§ **REQUEST**: List every line below containing "data".

§ **MATERIAL SUPPLIED**:
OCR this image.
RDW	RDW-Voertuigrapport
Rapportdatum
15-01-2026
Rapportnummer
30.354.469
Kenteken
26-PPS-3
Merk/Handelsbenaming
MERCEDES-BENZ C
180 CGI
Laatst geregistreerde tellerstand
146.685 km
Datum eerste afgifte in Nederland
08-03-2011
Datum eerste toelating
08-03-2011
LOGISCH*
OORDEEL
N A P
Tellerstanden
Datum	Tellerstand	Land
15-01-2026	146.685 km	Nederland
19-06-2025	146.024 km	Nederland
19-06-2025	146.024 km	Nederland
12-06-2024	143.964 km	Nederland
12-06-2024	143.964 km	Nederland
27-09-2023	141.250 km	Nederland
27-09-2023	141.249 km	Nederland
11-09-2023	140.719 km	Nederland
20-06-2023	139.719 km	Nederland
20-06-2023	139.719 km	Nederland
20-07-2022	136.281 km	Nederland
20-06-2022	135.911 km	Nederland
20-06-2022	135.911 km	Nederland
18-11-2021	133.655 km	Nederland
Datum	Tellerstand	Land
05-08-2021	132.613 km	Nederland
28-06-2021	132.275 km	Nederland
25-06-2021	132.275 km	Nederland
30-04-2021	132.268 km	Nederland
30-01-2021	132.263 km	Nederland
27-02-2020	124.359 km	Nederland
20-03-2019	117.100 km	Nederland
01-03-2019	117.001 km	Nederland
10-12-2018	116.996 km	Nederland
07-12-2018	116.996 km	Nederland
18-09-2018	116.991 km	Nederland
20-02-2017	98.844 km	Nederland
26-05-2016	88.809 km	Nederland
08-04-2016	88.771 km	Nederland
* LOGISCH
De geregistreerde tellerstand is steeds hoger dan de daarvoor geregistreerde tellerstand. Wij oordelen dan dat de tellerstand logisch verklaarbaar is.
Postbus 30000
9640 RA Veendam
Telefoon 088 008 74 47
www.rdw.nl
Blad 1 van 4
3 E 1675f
==
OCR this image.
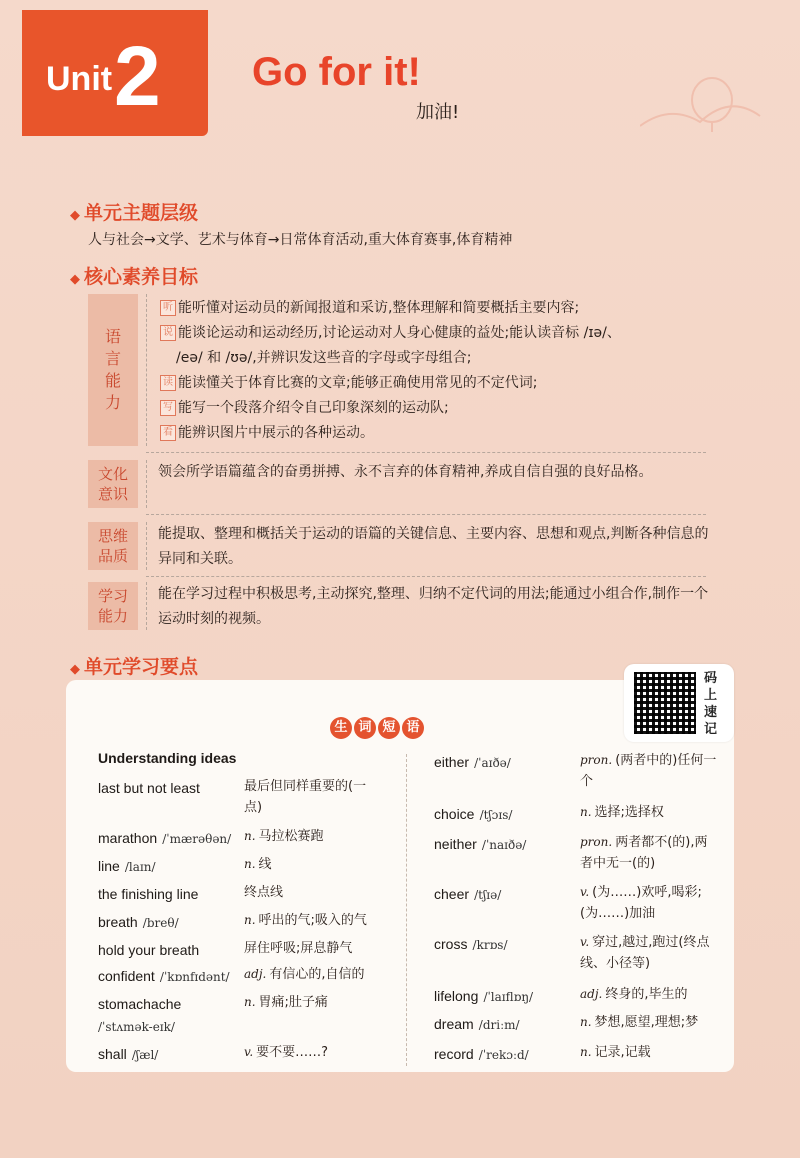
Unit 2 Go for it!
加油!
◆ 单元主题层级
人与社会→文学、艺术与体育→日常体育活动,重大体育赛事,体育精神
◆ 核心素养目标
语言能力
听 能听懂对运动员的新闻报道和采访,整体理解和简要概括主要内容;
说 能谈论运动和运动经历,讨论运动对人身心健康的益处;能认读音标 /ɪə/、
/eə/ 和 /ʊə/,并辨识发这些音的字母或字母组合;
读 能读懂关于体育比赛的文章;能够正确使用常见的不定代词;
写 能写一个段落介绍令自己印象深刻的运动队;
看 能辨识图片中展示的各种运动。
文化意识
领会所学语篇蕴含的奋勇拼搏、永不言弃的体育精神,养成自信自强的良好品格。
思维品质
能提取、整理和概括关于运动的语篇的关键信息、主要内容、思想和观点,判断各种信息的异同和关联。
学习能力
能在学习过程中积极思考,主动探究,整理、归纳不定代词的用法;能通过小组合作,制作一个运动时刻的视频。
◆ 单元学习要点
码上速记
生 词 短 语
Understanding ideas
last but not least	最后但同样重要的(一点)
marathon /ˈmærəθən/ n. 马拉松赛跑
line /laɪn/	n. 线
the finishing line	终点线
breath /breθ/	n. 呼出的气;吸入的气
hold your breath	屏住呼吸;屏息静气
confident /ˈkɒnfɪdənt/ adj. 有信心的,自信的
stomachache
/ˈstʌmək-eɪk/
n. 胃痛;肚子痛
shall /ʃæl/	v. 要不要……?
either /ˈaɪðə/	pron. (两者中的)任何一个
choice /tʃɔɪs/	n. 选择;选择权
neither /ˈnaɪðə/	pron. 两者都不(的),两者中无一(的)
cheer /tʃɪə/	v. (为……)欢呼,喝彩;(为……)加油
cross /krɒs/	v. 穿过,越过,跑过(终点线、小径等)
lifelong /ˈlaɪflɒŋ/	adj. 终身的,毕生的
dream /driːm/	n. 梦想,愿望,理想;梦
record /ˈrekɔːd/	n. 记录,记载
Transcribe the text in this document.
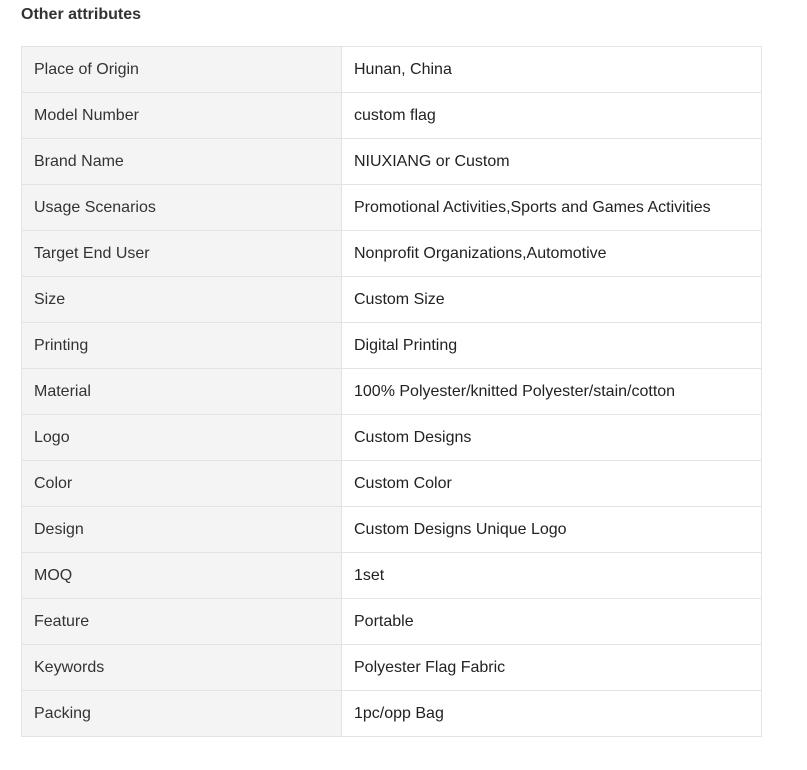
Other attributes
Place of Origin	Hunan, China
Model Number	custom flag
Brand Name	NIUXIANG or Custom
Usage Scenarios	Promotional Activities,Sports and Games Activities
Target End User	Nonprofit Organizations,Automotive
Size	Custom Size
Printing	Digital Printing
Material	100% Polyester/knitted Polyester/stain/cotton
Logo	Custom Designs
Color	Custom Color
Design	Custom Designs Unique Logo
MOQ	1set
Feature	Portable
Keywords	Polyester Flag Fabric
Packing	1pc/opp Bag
* * *
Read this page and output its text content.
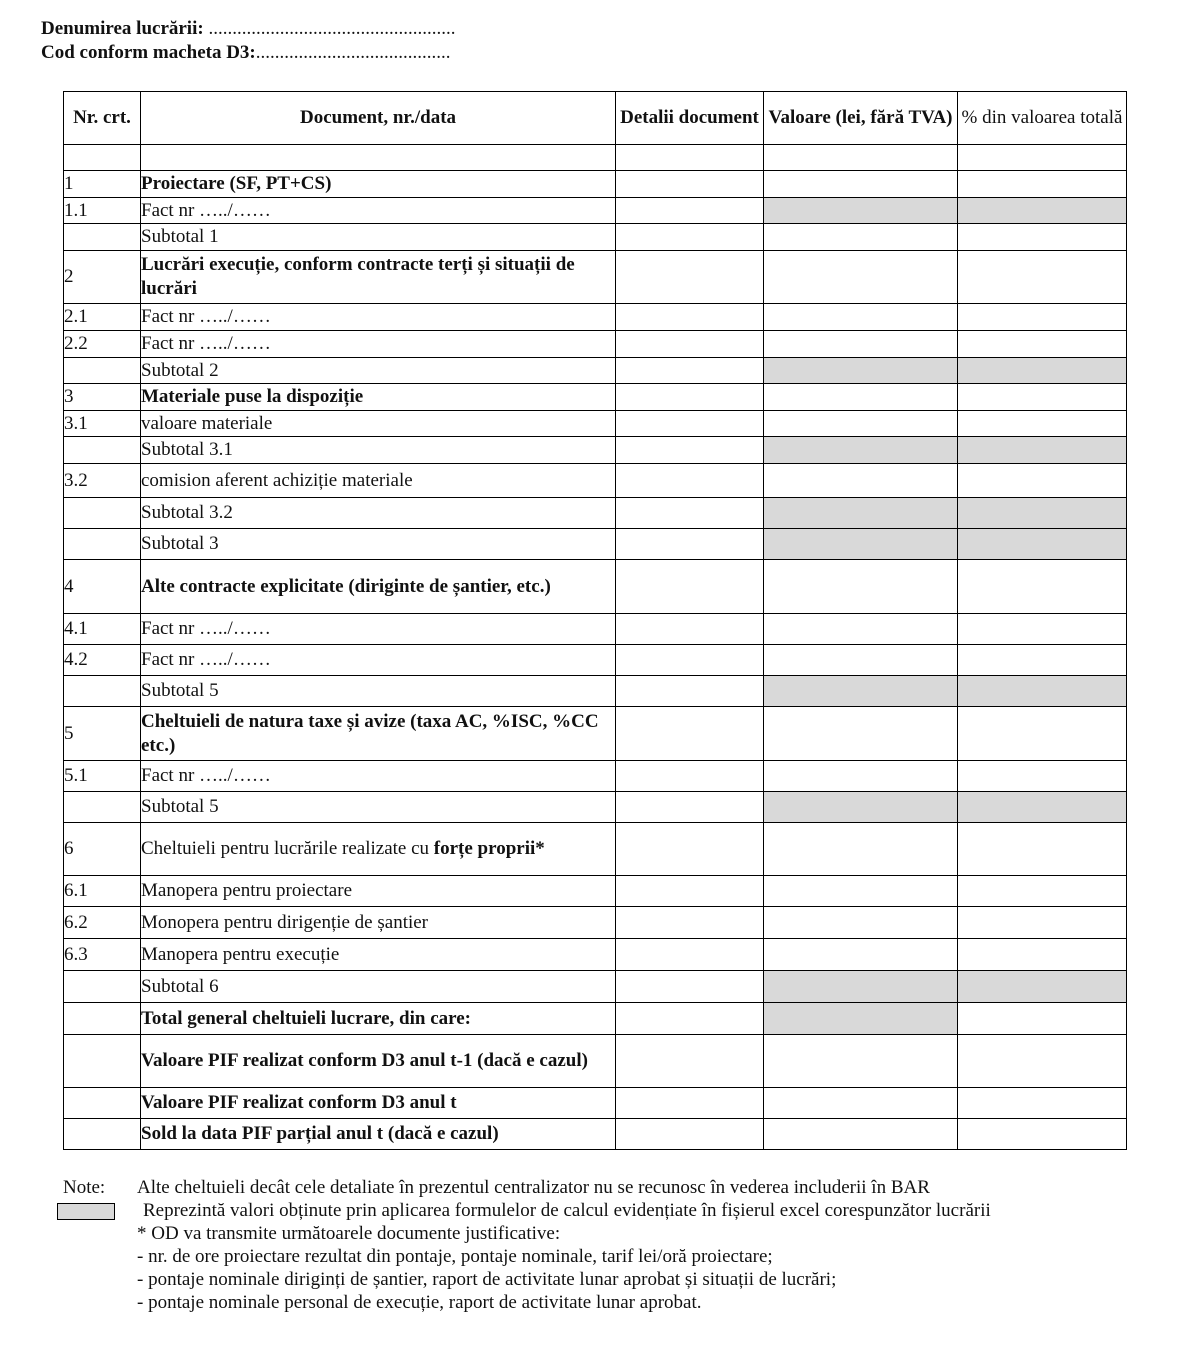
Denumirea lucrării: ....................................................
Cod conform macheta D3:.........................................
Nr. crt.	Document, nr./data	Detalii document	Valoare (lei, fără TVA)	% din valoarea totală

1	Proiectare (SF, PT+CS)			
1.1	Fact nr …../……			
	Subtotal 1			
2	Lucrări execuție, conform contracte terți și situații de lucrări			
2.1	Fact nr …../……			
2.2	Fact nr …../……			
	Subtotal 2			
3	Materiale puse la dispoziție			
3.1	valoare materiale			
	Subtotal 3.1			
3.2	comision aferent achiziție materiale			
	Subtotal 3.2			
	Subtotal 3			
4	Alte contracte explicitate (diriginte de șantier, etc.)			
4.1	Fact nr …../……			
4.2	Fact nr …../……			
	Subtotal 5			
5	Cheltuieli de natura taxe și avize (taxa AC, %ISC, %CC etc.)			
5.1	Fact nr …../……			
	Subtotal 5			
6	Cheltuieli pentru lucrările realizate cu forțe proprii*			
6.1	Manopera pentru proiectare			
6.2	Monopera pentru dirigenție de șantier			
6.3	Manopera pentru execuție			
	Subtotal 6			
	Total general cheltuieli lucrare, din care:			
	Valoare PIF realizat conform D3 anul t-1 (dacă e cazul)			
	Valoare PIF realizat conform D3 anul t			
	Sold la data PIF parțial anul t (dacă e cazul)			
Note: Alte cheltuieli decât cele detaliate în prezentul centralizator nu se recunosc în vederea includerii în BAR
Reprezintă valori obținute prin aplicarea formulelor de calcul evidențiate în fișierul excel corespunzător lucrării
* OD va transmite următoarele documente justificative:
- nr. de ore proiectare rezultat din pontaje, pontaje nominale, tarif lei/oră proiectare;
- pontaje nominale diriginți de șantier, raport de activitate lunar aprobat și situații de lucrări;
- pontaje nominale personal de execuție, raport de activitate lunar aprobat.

§ **PROBLEM SOLUTION**:
Nr. crt.	Document, nr./data	Detalii document	Valoare (lei, fără TVA)	% din valoarea totală
	Sold la data PIF parțial anul t (dacă e cazul)			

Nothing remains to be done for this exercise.